— start Provided material —
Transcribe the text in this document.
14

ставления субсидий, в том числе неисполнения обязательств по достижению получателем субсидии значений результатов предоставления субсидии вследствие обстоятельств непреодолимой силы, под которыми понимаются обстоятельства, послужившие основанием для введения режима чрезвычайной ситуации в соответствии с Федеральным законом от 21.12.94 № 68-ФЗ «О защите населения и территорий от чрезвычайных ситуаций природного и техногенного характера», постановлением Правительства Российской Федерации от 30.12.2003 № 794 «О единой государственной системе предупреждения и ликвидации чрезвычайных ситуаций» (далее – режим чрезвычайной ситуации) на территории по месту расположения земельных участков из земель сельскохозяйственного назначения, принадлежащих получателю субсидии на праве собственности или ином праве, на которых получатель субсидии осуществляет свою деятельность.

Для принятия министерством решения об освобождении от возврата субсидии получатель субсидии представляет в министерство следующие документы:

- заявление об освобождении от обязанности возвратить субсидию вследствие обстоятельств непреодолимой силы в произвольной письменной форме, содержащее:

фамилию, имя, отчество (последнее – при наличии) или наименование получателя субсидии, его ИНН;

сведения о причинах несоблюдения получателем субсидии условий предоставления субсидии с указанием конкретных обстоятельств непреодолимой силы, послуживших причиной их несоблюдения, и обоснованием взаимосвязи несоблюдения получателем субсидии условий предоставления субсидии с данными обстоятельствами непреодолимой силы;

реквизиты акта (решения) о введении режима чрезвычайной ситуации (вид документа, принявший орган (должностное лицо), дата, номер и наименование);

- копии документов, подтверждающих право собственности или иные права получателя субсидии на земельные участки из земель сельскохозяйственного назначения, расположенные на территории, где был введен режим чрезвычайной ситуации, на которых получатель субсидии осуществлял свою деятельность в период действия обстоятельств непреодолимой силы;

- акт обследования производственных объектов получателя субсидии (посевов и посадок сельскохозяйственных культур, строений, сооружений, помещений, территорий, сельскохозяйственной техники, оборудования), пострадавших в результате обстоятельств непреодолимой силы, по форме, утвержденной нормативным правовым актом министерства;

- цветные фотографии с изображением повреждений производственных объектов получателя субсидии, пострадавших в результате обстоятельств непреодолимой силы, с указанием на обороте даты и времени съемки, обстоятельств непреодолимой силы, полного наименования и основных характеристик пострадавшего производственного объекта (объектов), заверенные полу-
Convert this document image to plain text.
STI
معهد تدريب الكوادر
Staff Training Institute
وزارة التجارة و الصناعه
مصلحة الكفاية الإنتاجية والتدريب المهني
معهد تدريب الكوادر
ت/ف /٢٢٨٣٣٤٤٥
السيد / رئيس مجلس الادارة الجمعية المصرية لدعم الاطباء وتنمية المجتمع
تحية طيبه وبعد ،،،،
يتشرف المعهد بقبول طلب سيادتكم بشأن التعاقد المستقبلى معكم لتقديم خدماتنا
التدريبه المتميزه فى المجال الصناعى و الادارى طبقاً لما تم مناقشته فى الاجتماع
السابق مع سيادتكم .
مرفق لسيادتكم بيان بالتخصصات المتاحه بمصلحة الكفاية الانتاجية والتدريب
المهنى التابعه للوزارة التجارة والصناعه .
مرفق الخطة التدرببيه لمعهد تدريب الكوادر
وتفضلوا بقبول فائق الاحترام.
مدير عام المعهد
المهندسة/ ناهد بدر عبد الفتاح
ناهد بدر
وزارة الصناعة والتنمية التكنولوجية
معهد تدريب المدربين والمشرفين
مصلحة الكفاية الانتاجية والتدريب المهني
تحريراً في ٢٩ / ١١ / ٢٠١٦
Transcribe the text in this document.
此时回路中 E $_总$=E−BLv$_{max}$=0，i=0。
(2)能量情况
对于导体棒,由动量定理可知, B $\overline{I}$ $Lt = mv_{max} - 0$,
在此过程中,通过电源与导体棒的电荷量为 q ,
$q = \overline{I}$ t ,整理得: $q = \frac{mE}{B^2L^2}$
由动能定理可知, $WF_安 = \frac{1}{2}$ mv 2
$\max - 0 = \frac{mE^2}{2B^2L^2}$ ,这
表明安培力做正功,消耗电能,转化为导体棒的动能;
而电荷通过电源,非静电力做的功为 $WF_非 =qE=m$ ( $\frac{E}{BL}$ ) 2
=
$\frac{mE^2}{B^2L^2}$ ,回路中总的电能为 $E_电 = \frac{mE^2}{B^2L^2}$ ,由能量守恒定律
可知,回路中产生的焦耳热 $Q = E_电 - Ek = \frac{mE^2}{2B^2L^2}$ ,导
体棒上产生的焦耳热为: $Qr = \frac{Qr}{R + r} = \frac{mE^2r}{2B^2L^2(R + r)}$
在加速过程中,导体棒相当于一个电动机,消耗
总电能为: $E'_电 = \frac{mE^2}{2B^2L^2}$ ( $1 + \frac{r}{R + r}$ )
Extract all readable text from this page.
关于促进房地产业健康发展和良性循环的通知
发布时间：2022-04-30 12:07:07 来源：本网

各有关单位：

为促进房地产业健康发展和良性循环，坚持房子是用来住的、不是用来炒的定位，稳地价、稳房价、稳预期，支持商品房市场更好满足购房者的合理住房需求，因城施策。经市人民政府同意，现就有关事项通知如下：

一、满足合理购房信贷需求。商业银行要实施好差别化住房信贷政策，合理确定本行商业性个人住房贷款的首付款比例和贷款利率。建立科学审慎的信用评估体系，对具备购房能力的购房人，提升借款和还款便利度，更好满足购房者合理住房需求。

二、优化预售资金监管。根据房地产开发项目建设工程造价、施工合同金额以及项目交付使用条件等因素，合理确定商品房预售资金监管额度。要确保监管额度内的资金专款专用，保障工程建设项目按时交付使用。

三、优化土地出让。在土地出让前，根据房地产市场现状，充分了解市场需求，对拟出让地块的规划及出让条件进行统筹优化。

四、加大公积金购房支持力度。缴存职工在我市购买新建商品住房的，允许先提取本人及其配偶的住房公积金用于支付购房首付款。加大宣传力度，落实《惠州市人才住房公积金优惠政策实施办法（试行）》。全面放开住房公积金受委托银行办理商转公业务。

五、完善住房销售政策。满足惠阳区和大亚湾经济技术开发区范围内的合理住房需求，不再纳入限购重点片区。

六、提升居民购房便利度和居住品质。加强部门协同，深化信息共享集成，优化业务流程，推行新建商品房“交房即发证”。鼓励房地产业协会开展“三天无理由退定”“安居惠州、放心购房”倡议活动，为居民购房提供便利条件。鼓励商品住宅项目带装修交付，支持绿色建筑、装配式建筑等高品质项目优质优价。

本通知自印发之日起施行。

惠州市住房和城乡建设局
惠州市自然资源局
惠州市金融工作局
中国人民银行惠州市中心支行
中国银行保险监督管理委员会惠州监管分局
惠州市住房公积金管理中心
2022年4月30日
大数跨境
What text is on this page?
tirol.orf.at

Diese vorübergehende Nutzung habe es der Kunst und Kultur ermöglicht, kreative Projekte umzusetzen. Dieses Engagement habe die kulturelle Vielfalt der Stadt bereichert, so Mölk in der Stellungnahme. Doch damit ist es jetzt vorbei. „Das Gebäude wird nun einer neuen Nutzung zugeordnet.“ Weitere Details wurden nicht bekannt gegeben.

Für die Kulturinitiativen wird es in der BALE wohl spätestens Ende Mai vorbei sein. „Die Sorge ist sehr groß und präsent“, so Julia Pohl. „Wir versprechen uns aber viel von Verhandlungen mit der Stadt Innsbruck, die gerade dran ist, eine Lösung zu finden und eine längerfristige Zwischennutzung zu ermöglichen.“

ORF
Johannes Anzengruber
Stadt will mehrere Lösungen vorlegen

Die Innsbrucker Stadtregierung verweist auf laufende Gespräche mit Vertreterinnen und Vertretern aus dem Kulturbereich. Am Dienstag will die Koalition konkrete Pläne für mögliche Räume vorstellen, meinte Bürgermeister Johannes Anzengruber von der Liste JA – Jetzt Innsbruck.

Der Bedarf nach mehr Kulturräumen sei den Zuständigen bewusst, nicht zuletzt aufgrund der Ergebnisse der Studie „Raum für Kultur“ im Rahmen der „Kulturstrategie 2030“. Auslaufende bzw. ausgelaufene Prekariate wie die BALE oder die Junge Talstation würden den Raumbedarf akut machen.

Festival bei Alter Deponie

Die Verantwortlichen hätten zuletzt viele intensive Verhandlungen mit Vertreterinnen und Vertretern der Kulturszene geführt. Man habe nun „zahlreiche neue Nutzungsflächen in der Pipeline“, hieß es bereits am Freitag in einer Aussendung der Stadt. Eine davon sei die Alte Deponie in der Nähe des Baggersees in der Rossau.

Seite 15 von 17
— end Provided material —
Give again only the lines starting at the one that contains "What text is on this page?" and running to the end of the data.

What text is on this page?
tirol.orf.at

Diese vorübergehende Nutzung habe es der Kunst und Kultur ermöglicht, kreative Projekte umzusetzen. Dieses Engagement habe die kulturelle Vielfalt der Stadt bereichert, so Mölk in der Stellungnahme. Doch damit ist es jetzt vorbei. „Das Gebäude wird nun einer neuen Nutzung zugeordnet.“ Weitere Details wurden nicht bekannt gegeben.

Für die Kulturinitiativen wird es in der BALE wohl spätestens Ende Mai vorbei sein. „Die Sorge ist sehr groß und präsent“, so Julia Pohl. „Wir versprechen uns aber viel von Verhandlungen mit der Stadt Innsbruck, die gerade dran ist, eine Lösung zu finden und eine längerfristige Zwischennutzung zu ermöglichen.“

ORF
Johannes Anzengruber
Stadt will mehrere Lösungen vorlegen

Die Innsbrucker Stadtregierung verweist auf laufende Gespräche mit Vertreterinnen und Vertretern aus dem Kulturbereich. Am Dienstag will die Koalition konkrete Pläne für mögliche Räume vorstellen, meinte Bürgermeister Johannes Anzengruber von der Liste JA – Jetzt Innsbruck.

Der Bedarf nach mehr Kulturräumen sei den Zuständigen bewusst, nicht zuletzt aufgrund der Ergebnisse der Studie „Raum für Kultur“ im Rahmen der „Kulturstrategie 2030“. Auslaufende bzw. ausgelaufene Prekariate wie die BALE oder die Junge Talstation würden den Raumbedarf akut machen.

Festival bei Alter Deponie

Die Verantwortlichen hätten zuletzt viele intensive Verhandlungen mit Vertreterinnen und Vertretern der Kulturszene geführt. Man habe nun „zahlreiche neue Nutzungsflächen in der Pipeline“, hieß es bereits am Freitag in einer Aussendung der Stadt. Eine davon sei die Alte Deponie in der Nähe des Baggersees in der Rossau.

Seite 15 von 17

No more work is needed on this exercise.